──────── Entries supplied
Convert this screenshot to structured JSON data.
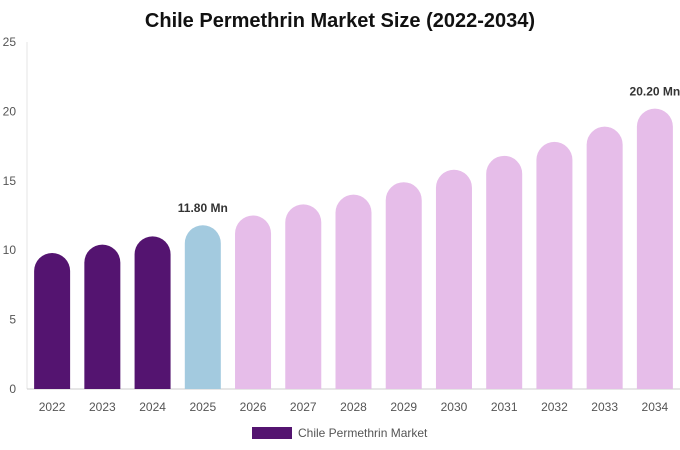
{
  "chart_data": {
    "type": "bar",
    "title": "Chile Permethrin Market Size (2022-2034)",
    "xlabel": "",
    "ylabel": "",
    "categories": [
      "2022",
      "2023",
      "2024",
      "2025",
      "2026",
      "2027",
      "2028",
      "2029",
      "2030",
      "2031",
      "2032",
      "2033",
      "2034"
    ],
    "series": [
      {
        "name": "Chile Permethrin Market",
        "values": [
          9.8,
          10.4,
          11.0,
          11.8,
          12.5,
          13.3,
          14.0,
          14.9,
          15.8,
          16.8,
          17.8,
          18.9,
          20.2
        ]
      }
    ],
    "ylim": [
      0,
      25
    ],
    "yticks": [
      0,
      5,
      10,
      15,
      20,
      25
    ],
    "data_labels": [
      {
        "category": "2025",
        "text": "11.80 Mn"
      },
      {
        "category": "2034",
        "text": "20.20 Mn"
      }
    ],
    "bar_colors": {
      "historical": "#541470",
      "base_year": "#a3cadf",
      "forecast": "#e6bde9"
    },
    "color_groups": [
      "historical",
      "historical",
      "historical",
      "base_year",
      "forecast",
      "forecast",
      "forecast",
      "forecast",
      "forecast",
      "forecast",
      "forecast",
      "forecast",
      "forecast"
    ],
    "grid": false,
    "legend": {
      "position": "bottom",
      "label": "Chile Permethrin Market",
      "color": "#541470"
    }
  }
}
────────────────
• **Set exercise**
Copy out all lines from the material above that contain the string "Chile".

• **Written answer**
    "title": "Chile Permethrin Market Size (2022-2034)",
        "name": "Chile Permethrin Market",
      "label": "Chile Permethrin Market",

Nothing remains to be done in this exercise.